### Lijst met opdrachten
**1.** Vertaal deze zin uit het vonnisfragment in het Engels: "De zaak is daarna verwezen naar de rol voor vonnis."
**2.** Beantwoord de volgende vragen over het vonnisfragment.
(a) Op welke datum is het tussenvonnis gewezen?
(b) Vanaf welke datum loopt de tweede periode waarover South Beach verklaring moet afleggen?
(c) Waarmee is het volgens het gerecht in strijd dat South Beach bij haar akte nog op andere punten ingaat?
**3.** Geef het vervolg van het vonnisfragment, aansluitend op de laatste zin.

### Tekstfragment
-- -- --
Het verloop van de procedure blijkt uit:
- het tussenvonnis van 4 maart 2015;
- de akte zijdens South Beach;
- de akte zijdens New India.
De zaak is daarna verwezen naar de rol voor vonnis.

2.DE VERDERE BEOORDELING

2.1
Bij tussenvonnis van 4 maart 2015 heeft het gerecht geoordeeld dat South Beach verklaring moet afleggen over de periode 14 november 2009 tot en met 10 november 2011 en over de periode vanaf 19 juli 2012.
Verder werd South Beach uitgenodigd in het licht van haar af te leggen verklaring in te gaan op de vraag of zij door het vormverzuim is benadeeld en of zij zich op het vormverzuim mocht beroepen.
2.2
In zoverre South Beach bij haar akte na dit tussenvonnis nog op andere punten ingaat is dat in strijd met de goede procesorde. Door South Beach wordt ook niet gemotiveerd aangegeven waarom op in voorgaande vonnissen zonder voorbehoud gegeven eindbeslissingen zou moeten worden teruggekomen.
-- -- --
### Getoonde gegevens
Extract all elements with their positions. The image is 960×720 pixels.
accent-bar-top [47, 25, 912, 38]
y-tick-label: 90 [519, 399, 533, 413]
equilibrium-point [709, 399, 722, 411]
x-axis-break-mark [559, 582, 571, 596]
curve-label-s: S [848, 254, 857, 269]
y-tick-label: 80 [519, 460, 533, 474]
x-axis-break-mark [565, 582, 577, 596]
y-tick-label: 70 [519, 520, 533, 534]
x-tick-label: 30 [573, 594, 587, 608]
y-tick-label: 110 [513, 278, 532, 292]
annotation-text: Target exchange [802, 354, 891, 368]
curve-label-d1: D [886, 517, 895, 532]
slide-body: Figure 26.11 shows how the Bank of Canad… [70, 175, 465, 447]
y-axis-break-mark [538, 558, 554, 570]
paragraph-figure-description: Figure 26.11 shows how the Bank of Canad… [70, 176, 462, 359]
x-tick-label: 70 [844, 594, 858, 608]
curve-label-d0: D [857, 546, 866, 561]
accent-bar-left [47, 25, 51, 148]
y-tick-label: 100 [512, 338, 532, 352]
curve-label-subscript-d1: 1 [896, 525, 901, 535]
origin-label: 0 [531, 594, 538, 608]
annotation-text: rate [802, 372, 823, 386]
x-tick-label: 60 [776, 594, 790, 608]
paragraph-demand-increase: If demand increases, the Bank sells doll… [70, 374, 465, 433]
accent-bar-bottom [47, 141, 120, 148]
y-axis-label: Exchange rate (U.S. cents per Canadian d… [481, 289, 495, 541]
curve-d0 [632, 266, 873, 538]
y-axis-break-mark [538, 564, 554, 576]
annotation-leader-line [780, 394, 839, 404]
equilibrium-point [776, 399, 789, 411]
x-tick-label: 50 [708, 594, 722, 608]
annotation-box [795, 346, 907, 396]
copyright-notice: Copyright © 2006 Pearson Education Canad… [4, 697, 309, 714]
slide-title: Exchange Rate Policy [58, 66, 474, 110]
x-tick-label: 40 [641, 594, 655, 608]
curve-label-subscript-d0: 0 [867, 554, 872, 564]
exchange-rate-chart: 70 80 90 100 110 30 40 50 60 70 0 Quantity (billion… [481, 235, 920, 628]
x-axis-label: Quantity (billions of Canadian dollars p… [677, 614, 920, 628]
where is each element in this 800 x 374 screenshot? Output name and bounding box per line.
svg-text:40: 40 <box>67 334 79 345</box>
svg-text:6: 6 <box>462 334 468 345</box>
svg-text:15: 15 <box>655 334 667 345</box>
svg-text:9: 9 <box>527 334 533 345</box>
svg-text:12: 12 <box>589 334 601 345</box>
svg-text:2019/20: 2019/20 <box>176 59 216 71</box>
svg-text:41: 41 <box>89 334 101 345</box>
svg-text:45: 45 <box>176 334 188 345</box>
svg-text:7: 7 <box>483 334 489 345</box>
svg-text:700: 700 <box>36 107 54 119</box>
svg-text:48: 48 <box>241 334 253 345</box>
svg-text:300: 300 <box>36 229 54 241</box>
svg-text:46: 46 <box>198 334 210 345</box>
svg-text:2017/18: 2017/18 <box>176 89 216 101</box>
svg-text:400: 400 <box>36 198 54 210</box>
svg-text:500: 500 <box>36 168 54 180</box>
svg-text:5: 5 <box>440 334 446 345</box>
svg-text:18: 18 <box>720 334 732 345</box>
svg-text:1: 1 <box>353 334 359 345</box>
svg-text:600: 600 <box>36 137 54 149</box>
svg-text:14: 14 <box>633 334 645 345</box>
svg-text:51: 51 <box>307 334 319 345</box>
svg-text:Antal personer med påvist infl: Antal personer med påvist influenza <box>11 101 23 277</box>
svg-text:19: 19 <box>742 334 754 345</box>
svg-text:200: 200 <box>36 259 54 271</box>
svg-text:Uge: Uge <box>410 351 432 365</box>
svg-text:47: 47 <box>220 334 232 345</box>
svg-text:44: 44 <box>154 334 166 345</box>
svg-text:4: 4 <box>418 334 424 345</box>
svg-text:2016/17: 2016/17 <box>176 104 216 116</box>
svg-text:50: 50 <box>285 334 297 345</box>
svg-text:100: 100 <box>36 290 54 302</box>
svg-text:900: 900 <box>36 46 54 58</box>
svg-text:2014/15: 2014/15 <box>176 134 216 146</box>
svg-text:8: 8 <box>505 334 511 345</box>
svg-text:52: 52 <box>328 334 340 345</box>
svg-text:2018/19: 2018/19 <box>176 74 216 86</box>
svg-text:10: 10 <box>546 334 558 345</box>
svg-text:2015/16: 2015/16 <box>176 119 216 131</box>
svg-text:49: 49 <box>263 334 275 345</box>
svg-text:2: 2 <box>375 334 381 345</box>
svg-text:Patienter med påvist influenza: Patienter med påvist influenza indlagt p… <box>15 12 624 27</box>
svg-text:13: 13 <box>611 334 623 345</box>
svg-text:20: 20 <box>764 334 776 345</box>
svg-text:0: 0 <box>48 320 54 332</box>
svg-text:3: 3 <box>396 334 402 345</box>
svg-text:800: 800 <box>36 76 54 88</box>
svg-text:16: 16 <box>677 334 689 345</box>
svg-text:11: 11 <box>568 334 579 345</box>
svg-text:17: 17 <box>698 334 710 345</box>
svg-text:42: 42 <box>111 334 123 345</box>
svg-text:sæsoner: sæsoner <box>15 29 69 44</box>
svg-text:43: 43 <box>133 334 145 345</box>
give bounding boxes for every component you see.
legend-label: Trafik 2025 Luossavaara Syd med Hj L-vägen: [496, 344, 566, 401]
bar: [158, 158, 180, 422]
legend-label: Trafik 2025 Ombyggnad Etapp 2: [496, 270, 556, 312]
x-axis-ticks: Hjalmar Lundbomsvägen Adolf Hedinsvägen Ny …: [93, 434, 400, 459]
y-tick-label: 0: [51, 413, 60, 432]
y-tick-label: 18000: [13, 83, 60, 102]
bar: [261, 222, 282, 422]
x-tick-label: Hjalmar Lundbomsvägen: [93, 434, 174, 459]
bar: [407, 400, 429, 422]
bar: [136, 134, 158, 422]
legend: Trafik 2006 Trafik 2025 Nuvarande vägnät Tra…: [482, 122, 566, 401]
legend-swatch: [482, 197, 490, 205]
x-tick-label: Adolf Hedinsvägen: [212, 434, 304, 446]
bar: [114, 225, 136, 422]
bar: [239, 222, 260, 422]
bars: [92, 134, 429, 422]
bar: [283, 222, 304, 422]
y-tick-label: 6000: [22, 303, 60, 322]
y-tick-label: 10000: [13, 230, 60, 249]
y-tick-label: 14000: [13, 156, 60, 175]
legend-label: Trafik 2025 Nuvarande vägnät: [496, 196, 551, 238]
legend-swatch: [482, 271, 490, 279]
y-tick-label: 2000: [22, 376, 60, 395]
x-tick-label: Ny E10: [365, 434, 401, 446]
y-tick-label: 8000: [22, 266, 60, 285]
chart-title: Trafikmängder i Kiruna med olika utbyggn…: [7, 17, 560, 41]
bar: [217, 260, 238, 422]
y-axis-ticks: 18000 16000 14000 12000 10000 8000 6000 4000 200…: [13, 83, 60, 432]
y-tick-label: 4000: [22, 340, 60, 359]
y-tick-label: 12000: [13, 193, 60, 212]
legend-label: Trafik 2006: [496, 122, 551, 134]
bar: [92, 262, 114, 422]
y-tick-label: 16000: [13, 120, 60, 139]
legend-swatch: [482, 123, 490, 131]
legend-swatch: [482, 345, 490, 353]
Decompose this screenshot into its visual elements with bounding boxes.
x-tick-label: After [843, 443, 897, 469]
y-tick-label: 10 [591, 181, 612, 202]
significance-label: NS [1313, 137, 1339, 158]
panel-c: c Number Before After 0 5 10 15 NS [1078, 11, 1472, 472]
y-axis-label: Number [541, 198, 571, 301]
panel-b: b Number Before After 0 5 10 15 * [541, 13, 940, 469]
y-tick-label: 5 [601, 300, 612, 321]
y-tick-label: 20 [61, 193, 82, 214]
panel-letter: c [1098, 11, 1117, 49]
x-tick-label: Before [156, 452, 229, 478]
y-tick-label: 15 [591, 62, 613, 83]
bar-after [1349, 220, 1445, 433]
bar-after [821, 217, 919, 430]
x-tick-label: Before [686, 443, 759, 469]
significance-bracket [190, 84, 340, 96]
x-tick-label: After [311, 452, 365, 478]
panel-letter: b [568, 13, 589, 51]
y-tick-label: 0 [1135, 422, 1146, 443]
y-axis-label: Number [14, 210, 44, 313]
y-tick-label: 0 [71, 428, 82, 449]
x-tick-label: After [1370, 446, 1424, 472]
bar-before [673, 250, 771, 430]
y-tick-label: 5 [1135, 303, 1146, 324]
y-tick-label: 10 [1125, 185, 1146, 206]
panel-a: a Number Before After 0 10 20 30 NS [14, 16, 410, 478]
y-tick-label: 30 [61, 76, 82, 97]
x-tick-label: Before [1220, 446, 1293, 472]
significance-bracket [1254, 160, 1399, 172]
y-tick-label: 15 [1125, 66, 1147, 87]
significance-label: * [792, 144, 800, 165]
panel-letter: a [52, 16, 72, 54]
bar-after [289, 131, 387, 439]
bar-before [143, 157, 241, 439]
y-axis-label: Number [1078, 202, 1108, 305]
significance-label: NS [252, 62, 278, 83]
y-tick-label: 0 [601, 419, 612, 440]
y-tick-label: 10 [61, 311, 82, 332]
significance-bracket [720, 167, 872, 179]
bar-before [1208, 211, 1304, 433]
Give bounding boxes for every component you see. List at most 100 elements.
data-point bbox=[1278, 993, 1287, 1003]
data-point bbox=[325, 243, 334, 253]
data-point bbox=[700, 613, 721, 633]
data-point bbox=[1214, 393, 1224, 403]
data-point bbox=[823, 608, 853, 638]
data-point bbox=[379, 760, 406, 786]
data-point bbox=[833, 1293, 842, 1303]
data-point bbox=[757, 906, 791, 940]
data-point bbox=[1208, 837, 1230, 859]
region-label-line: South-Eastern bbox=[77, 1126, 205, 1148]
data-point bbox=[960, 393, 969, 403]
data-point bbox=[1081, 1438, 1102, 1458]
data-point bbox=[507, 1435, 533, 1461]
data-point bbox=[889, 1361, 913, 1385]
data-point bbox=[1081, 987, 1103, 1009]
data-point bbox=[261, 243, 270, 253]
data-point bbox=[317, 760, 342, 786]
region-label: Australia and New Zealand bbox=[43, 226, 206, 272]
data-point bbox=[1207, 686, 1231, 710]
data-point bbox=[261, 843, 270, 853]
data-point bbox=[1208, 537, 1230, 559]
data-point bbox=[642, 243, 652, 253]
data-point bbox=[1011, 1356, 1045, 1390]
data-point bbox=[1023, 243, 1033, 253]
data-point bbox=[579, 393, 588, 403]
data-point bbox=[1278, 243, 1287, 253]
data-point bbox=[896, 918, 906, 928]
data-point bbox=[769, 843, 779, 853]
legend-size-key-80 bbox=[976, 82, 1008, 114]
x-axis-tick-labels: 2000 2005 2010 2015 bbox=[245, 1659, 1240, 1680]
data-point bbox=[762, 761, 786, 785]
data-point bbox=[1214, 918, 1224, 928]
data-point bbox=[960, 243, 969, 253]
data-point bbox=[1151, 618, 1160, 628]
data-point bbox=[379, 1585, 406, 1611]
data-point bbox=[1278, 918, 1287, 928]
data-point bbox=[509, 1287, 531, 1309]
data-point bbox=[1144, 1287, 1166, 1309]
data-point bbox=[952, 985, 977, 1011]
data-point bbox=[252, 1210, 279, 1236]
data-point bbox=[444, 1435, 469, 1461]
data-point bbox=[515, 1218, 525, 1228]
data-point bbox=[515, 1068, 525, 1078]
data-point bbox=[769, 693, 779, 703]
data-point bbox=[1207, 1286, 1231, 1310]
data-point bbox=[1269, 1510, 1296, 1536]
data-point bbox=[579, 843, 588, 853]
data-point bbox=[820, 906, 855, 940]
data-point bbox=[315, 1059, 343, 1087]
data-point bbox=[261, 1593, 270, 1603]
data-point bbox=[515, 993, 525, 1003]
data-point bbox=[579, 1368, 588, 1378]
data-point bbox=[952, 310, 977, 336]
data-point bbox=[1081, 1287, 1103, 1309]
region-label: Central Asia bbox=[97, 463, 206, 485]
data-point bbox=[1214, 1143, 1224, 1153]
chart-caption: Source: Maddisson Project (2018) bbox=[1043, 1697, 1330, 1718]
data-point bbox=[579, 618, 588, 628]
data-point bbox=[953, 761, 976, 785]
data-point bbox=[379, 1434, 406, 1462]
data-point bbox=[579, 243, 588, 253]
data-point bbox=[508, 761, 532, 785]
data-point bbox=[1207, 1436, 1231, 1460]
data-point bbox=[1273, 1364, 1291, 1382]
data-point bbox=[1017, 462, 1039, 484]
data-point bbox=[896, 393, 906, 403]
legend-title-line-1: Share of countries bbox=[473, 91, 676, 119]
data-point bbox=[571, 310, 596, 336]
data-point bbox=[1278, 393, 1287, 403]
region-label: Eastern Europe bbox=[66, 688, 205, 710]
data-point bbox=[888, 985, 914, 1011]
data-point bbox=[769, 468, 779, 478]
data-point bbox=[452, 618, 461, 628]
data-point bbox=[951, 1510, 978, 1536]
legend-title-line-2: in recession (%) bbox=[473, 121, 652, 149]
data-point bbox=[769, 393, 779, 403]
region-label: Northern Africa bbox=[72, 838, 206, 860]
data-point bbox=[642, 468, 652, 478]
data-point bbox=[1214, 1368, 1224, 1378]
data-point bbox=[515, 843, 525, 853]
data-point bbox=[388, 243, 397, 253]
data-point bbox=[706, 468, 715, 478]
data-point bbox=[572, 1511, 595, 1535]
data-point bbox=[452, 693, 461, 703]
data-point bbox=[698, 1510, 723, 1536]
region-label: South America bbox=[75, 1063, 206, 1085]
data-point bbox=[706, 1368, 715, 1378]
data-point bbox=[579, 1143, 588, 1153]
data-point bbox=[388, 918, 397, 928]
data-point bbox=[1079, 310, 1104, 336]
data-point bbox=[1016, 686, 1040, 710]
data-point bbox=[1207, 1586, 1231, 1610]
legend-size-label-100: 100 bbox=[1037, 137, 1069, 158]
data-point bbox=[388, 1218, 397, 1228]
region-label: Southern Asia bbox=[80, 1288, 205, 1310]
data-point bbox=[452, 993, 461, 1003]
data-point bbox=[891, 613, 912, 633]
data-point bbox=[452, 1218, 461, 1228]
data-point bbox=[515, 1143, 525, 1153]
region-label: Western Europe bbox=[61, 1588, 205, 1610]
-- -- --
### Antwoorden
**1.** The case was then referred to the cause list for judgment.

**2.**
(a) 4 maart 2015
(b) 19 juli 2012
(c) Met de goede procesorde

**3.**
2.3
Het vormverzuim waarvan in het tussenvonnis sprake is betrof het verzuim om binnen één maand na betekening van het veroordelende vonnis aan de geëxecuteerde tot betekening daarvan aan de derde beslagene over te gaan. Door South Beach worden geen argumenten aangevoerd die hierop betrekking hebben. De omstandigheid dat de deurwaarder geen formulier als bedoeld in het Landsbesluit verklaring derdenbeslag zou hebben achtergelaten maakt het beslag niet ongeldig; alleen de executie kan niet verder doorgang vinden. Betalingen van South Beach aan Geëxecuteerde die hebben plaatsgevonden tussen 14 november 2009 en 10 november 2011 zijn van onwaarde voor zover die de beslagvrije voet overtreffen. Dat geldt ook betalingen vanaf 19 juli 2012. Als South Beach daardoor benadeeld wordt komt dat voor haar eigen rekening.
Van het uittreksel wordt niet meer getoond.